— AIM —
Find each line with the string "content" and report it.

Data extracted from a collection:

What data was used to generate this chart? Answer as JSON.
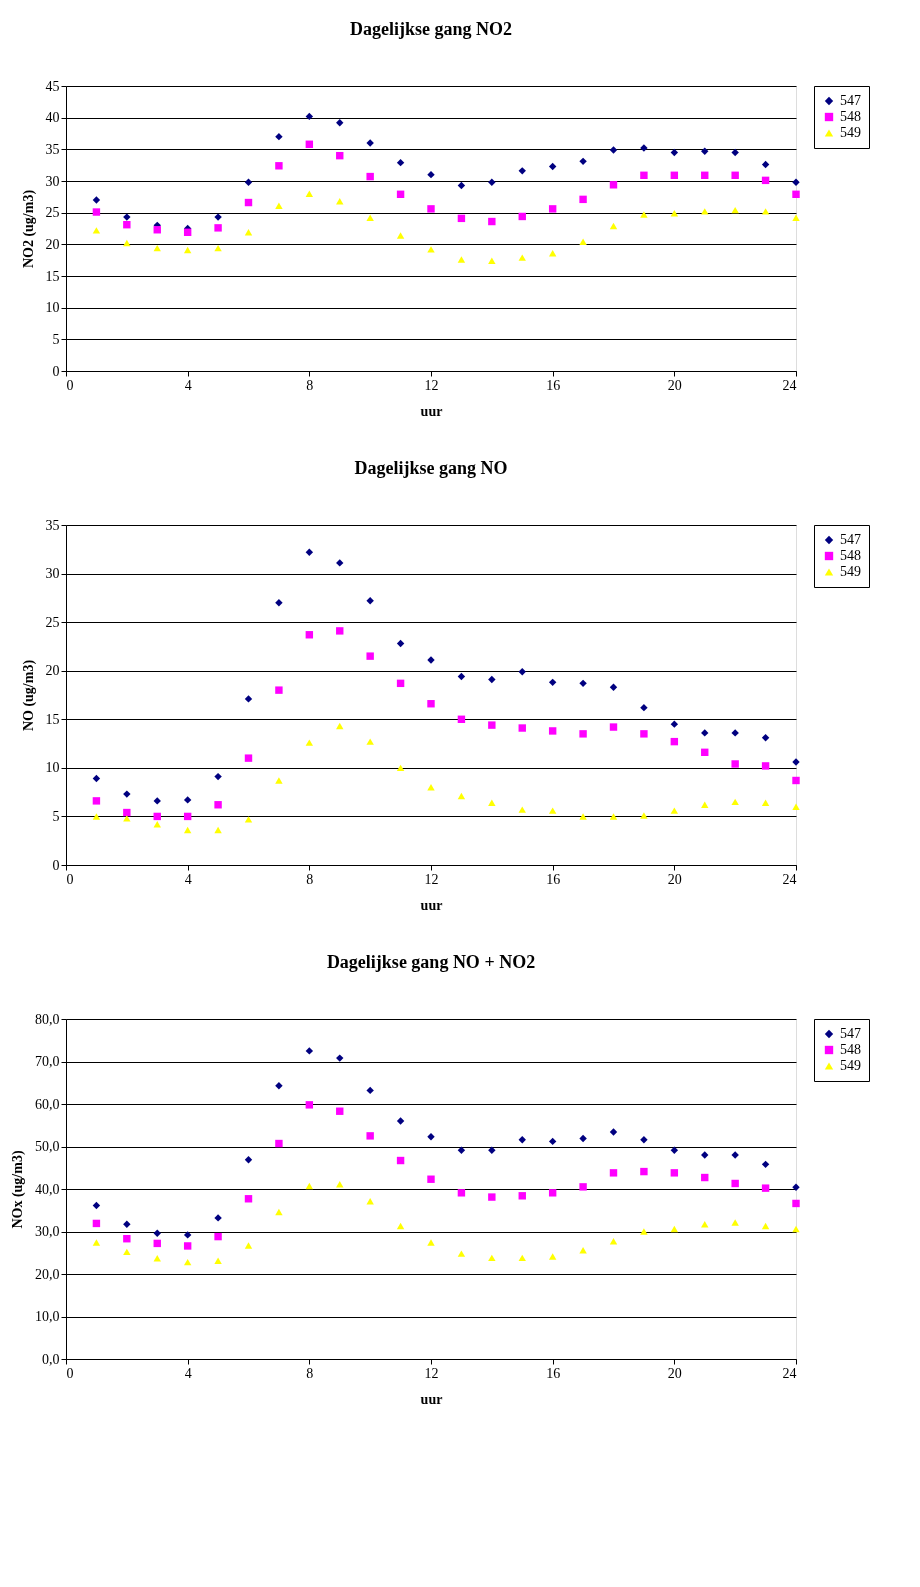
{
  "chart_data": [
    {
      "type": "scatter",
      "title": "Dagelijkse gang NO2",
      "xlabel": "uur",
      "ylabel": "NO2  (ug/m3)",
      "x": [
        1,
        2,
        3,
        4,
        5,
        6,
        7,
        8,
        9,
        10,
        11,
        12,
        13,
        14,
        15,
        16,
        17,
        18,
        19,
        20,
        21,
        22,
        23,
        24
      ],
      "xlim": [
        0,
        24
      ],
      "xticks": [
        0,
        4,
        8,
        12,
        16,
        20,
        24
      ],
      "ylim": [
        0,
        45
      ],
      "yticks": [
        0,
        5,
        10,
        15,
        20,
        25,
        30,
        35,
        40,
        45
      ],
      "grid": "y",
      "legend": "right",
      "series": [
        {
          "name": "547",
          "color": "#000080",
          "marker": "diamond",
          "values": [
            27.0,
            24.3,
            23.0,
            22.5,
            24.3,
            29.8,
            37.0,
            40.2,
            39.2,
            36.0,
            32.9,
            31.0,
            29.3,
            29.8,
            31.6,
            32.3,
            33.1,
            34.9,
            35.2,
            34.5,
            34.7,
            34.5,
            32.6,
            29.8
          ]
        },
        {
          "name": "548",
          "color": "#ff00ff",
          "marker": "square",
          "values": [
            25.1,
            23.1,
            22.3,
            21.9,
            22.6,
            26.6,
            32.4,
            35.8,
            34.0,
            30.7,
            27.9,
            25.6,
            24.1,
            23.6,
            24.4,
            25.6,
            27.1,
            29.4,
            30.9,
            30.9,
            30.9,
            30.9,
            30.1,
            27.9
          ]
        },
        {
          "name": "549",
          "color": "#ffff00",
          "marker": "triangle",
          "values": [
            22.2,
            20.2,
            19.4,
            19.1,
            19.4,
            21.9,
            26.1,
            28.0,
            26.8,
            24.2,
            21.4,
            19.2,
            17.6,
            17.4,
            17.9,
            18.6,
            20.4,
            22.9,
            24.7,
            24.9,
            25.2,
            25.4,
            25.2,
            24.2
          ]
        }
      ]
    },
    {
      "type": "scatter",
      "title": "Dagelijkse gang NO",
      "xlabel": "uur",
      "ylabel": "NO  (ug/m3)",
      "x": [
        1,
        2,
        3,
        4,
        5,
        6,
        7,
        8,
        9,
        10,
        11,
        12,
        13,
        14,
        15,
        16,
        17,
        18,
        19,
        20,
        21,
        22,
        23,
        24
      ],
      "xlim": [
        0,
        24
      ],
      "xticks": [
        0,
        4,
        8,
        12,
        16,
        20,
        24
      ],
      "ylim": [
        0,
        35
      ],
      "yticks": [
        0,
        5,
        10,
        15,
        20,
        25,
        30,
        35
      ],
      "grid": "y",
      "legend": "right",
      "series": [
        {
          "name": "547",
          "color": "#000080",
          "marker": "diamond",
          "values": [
            8.9,
            7.3,
            6.6,
            6.7,
            9.1,
            17.1,
            27.0,
            32.2,
            31.1,
            27.2,
            22.8,
            21.1,
            19.4,
            19.1,
            19.9,
            18.8,
            18.7,
            18.3,
            16.2,
            14.5,
            13.6,
            13.6,
            13.1,
            10.6
          ]
        },
        {
          "name": "548",
          "color": "#ff00ff",
          "marker": "square",
          "values": [
            6.6,
            5.4,
            5.0,
            5.0,
            6.2,
            11.0,
            18.0,
            23.7,
            24.1,
            21.5,
            18.7,
            16.6,
            15.0,
            14.4,
            14.1,
            13.8,
            13.5,
            14.2,
            13.5,
            12.7,
            11.6,
            10.4,
            10.2,
            8.7
          ]
        },
        {
          "name": "549",
          "color": "#ffff00",
          "marker": "triangle",
          "values": [
            5.0,
            4.8,
            4.2,
            3.6,
            3.6,
            4.7,
            8.7,
            12.6,
            14.3,
            12.7,
            10.0,
            8.0,
            7.1,
            6.4,
            5.7,
            5.6,
            5.0,
            5.0,
            5.1,
            5.6,
            6.2,
            6.5,
            6.4,
            6.0
          ]
        }
      ]
    },
    {
      "type": "scatter",
      "title": "Dagelijkse gang NO + NO2",
      "xlabel": "uur",
      "ylabel": "NOx  (ug/m3)",
      "x": [
        1,
        2,
        3,
        4,
        5,
        6,
        7,
        8,
        9,
        10,
        11,
        12,
        13,
        14,
        15,
        16,
        17,
        18,
        19,
        20,
        21,
        22,
        23,
        24
      ],
      "xlim": [
        0,
        24
      ],
      "xticks": [
        0,
        4,
        8,
        12,
        16,
        20,
        24
      ],
      "ylim": [
        0,
        80
      ],
      "yticks": [
        {
          "value": 0,
          "label": "0,0"
        },
        {
          "value": 10,
          "label": "10,0"
        },
        {
          "value": 20,
          "label": "20,0"
        },
        {
          "value": 30,
          "label": "30,0"
        },
        {
          "value": 40,
          "label": "40,0"
        },
        {
          "value": 50,
          "label": "50,0"
        },
        {
          "value": 60,
          "label": "60,0"
        },
        {
          "value": 70,
          "label": "70,0"
        },
        {
          "value": 80,
          "label": "80,0"
        }
      ],
      "grid": "y",
      "legend": "right",
      "series": [
        {
          "name": "547",
          "color": "#000080",
          "marker": "diamond",
          "values": [
            36.1,
            31.7,
            29.6,
            29.2,
            33.2,
            46.9,
            64.3,
            72.5,
            70.8,
            63.2,
            56.0,
            52.3,
            49.1,
            49.1,
            51.6,
            51.2,
            51.9,
            53.4,
            51.6,
            49.1,
            48.0,
            48.0,
            45.8,
            40.4
          ]
        },
        {
          "name": "548",
          "color": "#ff00ff",
          "marker": "square",
          "values": [
            31.9,
            28.3,
            27.2,
            26.6,
            28.8,
            37.7,
            50.7,
            59.8,
            58.3,
            52.5,
            46.7,
            42.3,
            39.1,
            38.1,
            38.4,
            39.1,
            40.5,
            43.8,
            44.1,
            43.8,
            42.7,
            41.3,
            40.2,
            36.6
          ]
        },
        {
          "name": "549",
          "color": "#ffff00",
          "marker": "triangle",
          "values": [
            27.4,
            25.2,
            23.7,
            22.8,
            23.1,
            26.7,
            34.6,
            40.7,
            41.1,
            37.1,
            31.3,
            27.4,
            24.8,
            23.8,
            23.8,
            24.1,
            25.6,
            27.7,
            30.0,
            30.6,
            31.7,
            32.1,
            31.3,
            30.6
          ]
        }
      ]
    }
  ]
}
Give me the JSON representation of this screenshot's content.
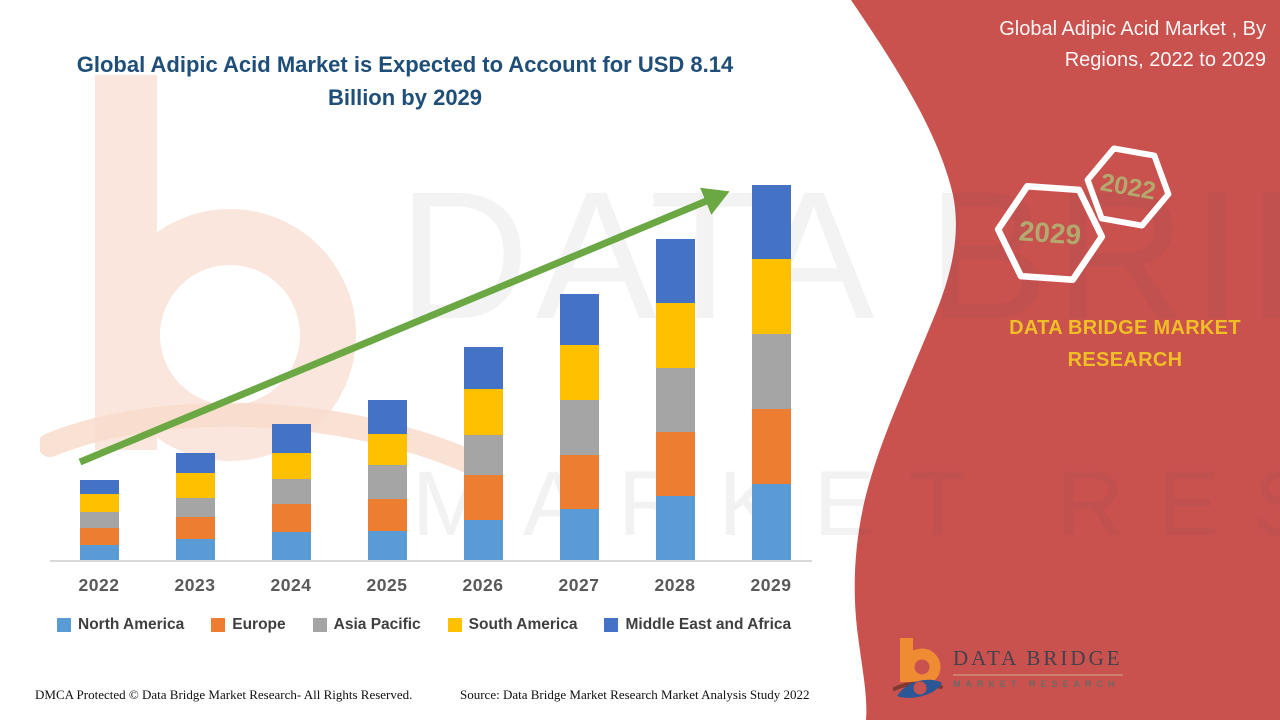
{
  "header": {
    "main_title": "Global Adipic Acid Market is Expected to Account for USD 8.14 Billion by 2029"
  },
  "panel": {
    "title": "Global Adipic Acid Market , By Regions, 2022 to 2029",
    "background_color": "#c9514e",
    "hexagons": [
      {
        "label": "2029"
      },
      {
        "label": "2022"
      }
    ],
    "brand_text": "DATA BRIDGE MARKET RESEARCH",
    "brand_color": "#f0be25",
    "logo": {
      "name": "DATA BRIDGE",
      "sub": "MARKET RESEARCH"
    }
  },
  "watermark": {
    "line1": "DATA BRIDGE",
    "line2": "MARKET RESEARCH"
  },
  "footer": {
    "dmca": "DMCA Protected © Data Bridge Market Research- All Rights Reserved.",
    "source": "Source: Data Bridge Market Research Market Analysis Study 2022"
  },
  "chart_data": {
    "type": "bar",
    "stacked": true,
    "title": "Global Adipic Acid Market is Expected to Account for USD 8.14 Billion by 2029",
    "unit": "USD Billion",
    "categories": [
      "2022",
      "2023",
      "2024",
      "2025",
      "2026",
      "2027",
      "2028",
      "2029"
    ],
    "series": [
      {
        "name": "North America",
        "color": "#5b9bd5",
        "values": [
          0.33,
          0.46,
          0.61,
          0.63,
          0.87,
          1.11,
          1.39,
          1.65
        ]
      },
      {
        "name": "Europe",
        "color": "#ed7d31",
        "values": [
          0.37,
          0.48,
          0.61,
          0.69,
          0.98,
          1.17,
          1.39,
          1.63
        ]
      },
      {
        "name": "Asia Pacific",
        "color": "#a5a5a5",
        "values": [
          0.35,
          0.41,
          0.54,
          0.74,
          0.87,
          1.19,
          1.39,
          1.63
        ]
      },
      {
        "name": "South America",
        "color": "#ffc000",
        "values": [
          0.39,
          0.54,
          0.56,
          0.67,
          0.98,
          1.19,
          1.41,
          1.63
        ]
      },
      {
        "name": "Middle East and Africa",
        "color": "#4472c4",
        "values": [
          0.3,
          0.43,
          0.63,
          0.74,
          0.91,
          1.11,
          1.39,
          1.6
        ]
      }
    ],
    "totals": [
      1.74,
      2.32,
      2.95,
      3.47,
      4.61,
      5.77,
      6.97,
      8.14
    ],
    "ylim": [
      0,
      8.5
    ],
    "grid": false,
    "legend_position": "bottom",
    "trend_arrow": {
      "color": "#6ba843",
      "from": "2022 bar top area",
      "to": "2029 bar top area"
    }
  }
}
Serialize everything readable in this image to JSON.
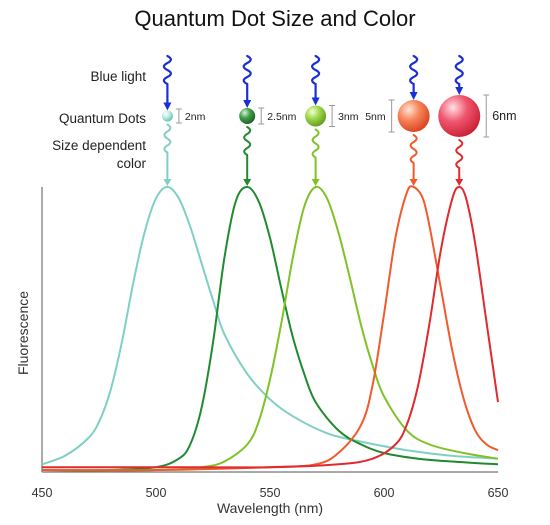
{
  "chart_data": {
    "type": "line",
    "title": "Quantum Dot Size and Color",
    "xlabel": "Wavelength (nm)",
    "ylabel": "Fluorescence",
    "xlim": [
      450,
      650
    ],
    "ylim": [
      0,
      1
    ],
    "x_ticks": [
      450,
      500,
      550,
      600,
      650
    ],
    "grid": false,
    "row_labels": {
      "light": "Blue light",
      "dots": "Quantum Dots",
      "color_line1": "Size dependent",
      "color_line2": "color"
    },
    "series": [
      {
        "size_label": "2nm",
        "color": "#7fcfc4",
        "x": [
          450,
          460,
          470,
          475,
          480,
          485,
          490,
          495,
          500,
          505,
          510,
          515,
          520,
          525,
          530,
          540,
          550,
          560,
          575,
          590,
          610,
          630,
          650
        ],
        "y": [
          0.02,
          0.05,
          0.11,
          0.17,
          0.28,
          0.45,
          0.66,
          0.84,
          0.96,
          1.0,
          0.96,
          0.86,
          0.73,
          0.6,
          0.48,
          0.34,
          0.25,
          0.19,
          0.13,
          0.1,
          0.07,
          0.05,
          0.04
        ]
      },
      {
        "size_label": "2.5nm",
        "color": "#1f8a2e",
        "x": [
          450,
          480,
          500,
          510,
          515,
          520,
          525,
          530,
          535,
          540,
          545,
          550,
          555,
          560,
          565,
          570,
          580,
          590,
          600,
          615,
          630,
          650
        ],
        "y": [
          0.0,
          0.0,
          0.01,
          0.04,
          0.09,
          0.22,
          0.45,
          0.75,
          0.95,
          1.0,
          0.95,
          0.82,
          0.64,
          0.47,
          0.34,
          0.24,
          0.14,
          0.09,
          0.06,
          0.04,
          0.03,
          0.02
        ]
      },
      {
        "size_label": "3nm",
        "color": "#7fc225",
        "x": [
          450,
          500,
          520,
          530,
          540,
          545,
          550,
          555,
          560,
          565,
          570,
          575,
          580,
          585,
          590,
          595,
          600,
          610,
          620,
          635,
          650
        ],
        "y": [
          0.0,
          0.0,
          0.01,
          0.03,
          0.09,
          0.17,
          0.32,
          0.52,
          0.75,
          0.93,
          1.0,
          0.96,
          0.84,
          0.68,
          0.51,
          0.37,
          0.26,
          0.14,
          0.09,
          0.06,
          0.04
        ]
      },
      {
        "size_label": "5nm",
        "color": "#f05a2c",
        "x": [
          450,
          500,
          550,
          570,
          580,
          590,
          595,
          600,
          605,
          610,
          613,
          617,
          620,
          625,
          630,
          635,
          640,
          645,
          650
        ],
        "y": [
          0.0,
          0.0,
          0.01,
          0.02,
          0.06,
          0.16,
          0.3,
          0.55,
          0.82,
          0.98,
          1.0,
          0.96,
          0.86,
          0.64,
          0.42,
          0.25,
          0.14,
          0.09,
          0.07
        ]
      },
      {
        "size_label": "6nm",
        "color": "#e02a2e",
        "x": [
          450,
          500,
          550,
          580,
          595,
          605,
          610,
          615,
          620,
          625,
          630,
          633,
          636,
          640,
          645,
          650
        ],
        "y": [
          0.01,
          0.01,
          0.01,
          0.02,
          0.04,
          0.09,
          0.16,
          0.3,
          0.52,
          0.78,
          0.96,
          1.0,
          0.96,
          0.8,
          0.52,
          0.24
        ]
      }
    ]
  }
}
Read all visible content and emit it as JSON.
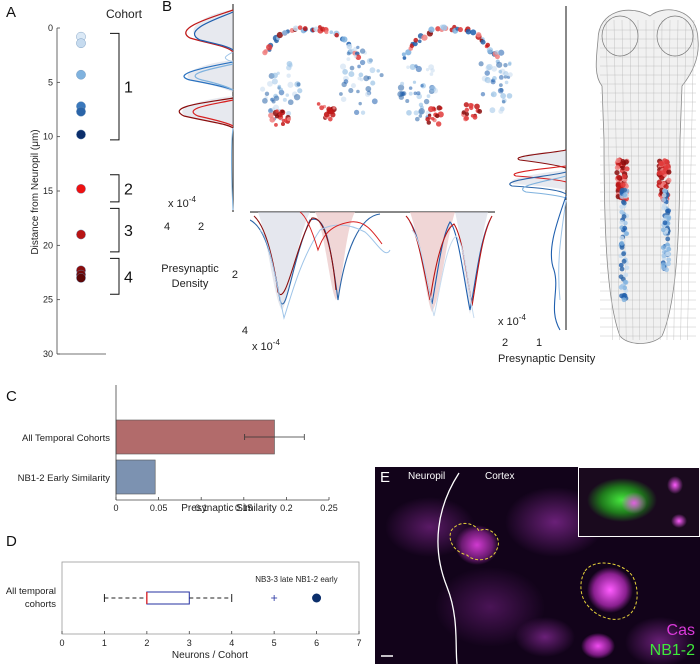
{
  "figure": {
    "panel_a": {
      "letter": "A",
      "legend_title": "Cohort",
      "ylabel": "Distance from Neuropil (μm)",
      "ticks": [
        "0",
        "5",
        "10",
        "15",
        "20",
        "25",
        "30"
      ],
      "ylim": [
        0,
        30
      ],
      "cohorts": [
        {
          "label": "1",
          "range": [
            0.5,
            10.3
          ],
          "points": [
            {
              "y": 0.8,
              "color": "#dbe9f6"
            },
            {
              "y": 1.4,
              "color": "#c6dbef"
            },
            {
              "y": 4.3,
              "color": "#7fb2de"
            },
            {
              "y": 7.2,
              "color": "#3a78bc"
            },
            {
              "y": 7.7,
              "color": "#2a64a8"
            },
            {
              "y": 9.8,
              "color": "#0b2e6b"
            }
          ]
        },
        {
          "label": "2",
          "range": [
            13.5,
            16.0
          ],
          "points": [
            {
              "y": 14.8,
              "color": "#ee1111"
            }
          ]
        },
        {
          "label": "3",
          "range": [
            16.6,
            20.6
          ],
          "points": [
            {
              "y": 19.0,
              "color": "#b81414"
            }
          ]
        },
        {
          "label": "4",
          "range": [
            21.2,
            24.5
          ],
          "points": [
            {
              "y": 22.3,
              "color": "#8a0d0d"
            },
            {
              "y": 22.7,
              "color": "#730a0a"
            },
            {
              "y": 23.0,
              "color": "#5e0707"
            }
          ]
        }
      ]
    },
    "panel_b": {
      "letter": "B",
      "ylabel_line1": "Presynaptic",
      "ylabel_line2": "Density",
      "exp_label": "x 10",
      "exp_power": "-4",
      "left_ticks": [
        "4",
        "2"
      ],
      "bottom_ticks": [
        "2",
        "4"
      ],
      "right_ticks": [
        "2",
        "1"
      ],
      "xlabel_right": "Presynaptic Density"
    },
    "panel_c": {
      "letter": "C",
      "chart_data": {
        "type": "bar",
        "orientation": "horizontal",
        "categories": [
          "All Temporal Cohorts",
          "NB1-2 Early Similarity"
        ],
        "values": [
          0.186,
          0.046
        ],
        "error": [
          0.035,
          0
        ],
        "colors": [
          "#b26b6b",
          "#7c92b1"
        ],
        "xlabel": "Presynaptic Similarity",
        "xlim": [
          0,
          0.25
        ],
        "xticks": [
          "0",
          "0.05",
          "0.1",
          "0.15",
          "0.2",
          "0.25"
        ]
      }
    },
    "panel_d": {
      "letter": "D",
      "chart_data": {
        "type": "box",
        "category_line1": "All temporal",
        "category_line2": "cohorts",
        "whisker_low": 1,
        "q1": 2,
        "median": 2,
        "q3": 3,
        "whisker_high": 4,
        "outliers": [
          {
            "x": 5,
            "label": "NB3-3 late"
          }
        ],
        "marker": {
          "x": 6,
          "label": "NB1-2 early"
        },
        "xlabel": "Neurons / Cohort",
        "xlim": [
          0,
          7
        ],
        "xticks": [
          "0",
          "1",
          "2",
          "3",
          "4",
          "5",
          "6",
          "7"
        ]
      }
    },
    "panel_e": {
      "letter": "E",
      "label_neuropil": "Neuropil",
      "label_cortex": "Cortex",
      "channel_1": "Cas",
      "channel_2": "NB1-2",
      "colors": {
        "magenta": "#d93ad9",
        "green": "#3ee83a"
      }
    }
  }
}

— OUTPUT FOR THIS EXERCISE —
Give me the JSON representation of this screenshot's content.
Read all visible content and emit it as JSON.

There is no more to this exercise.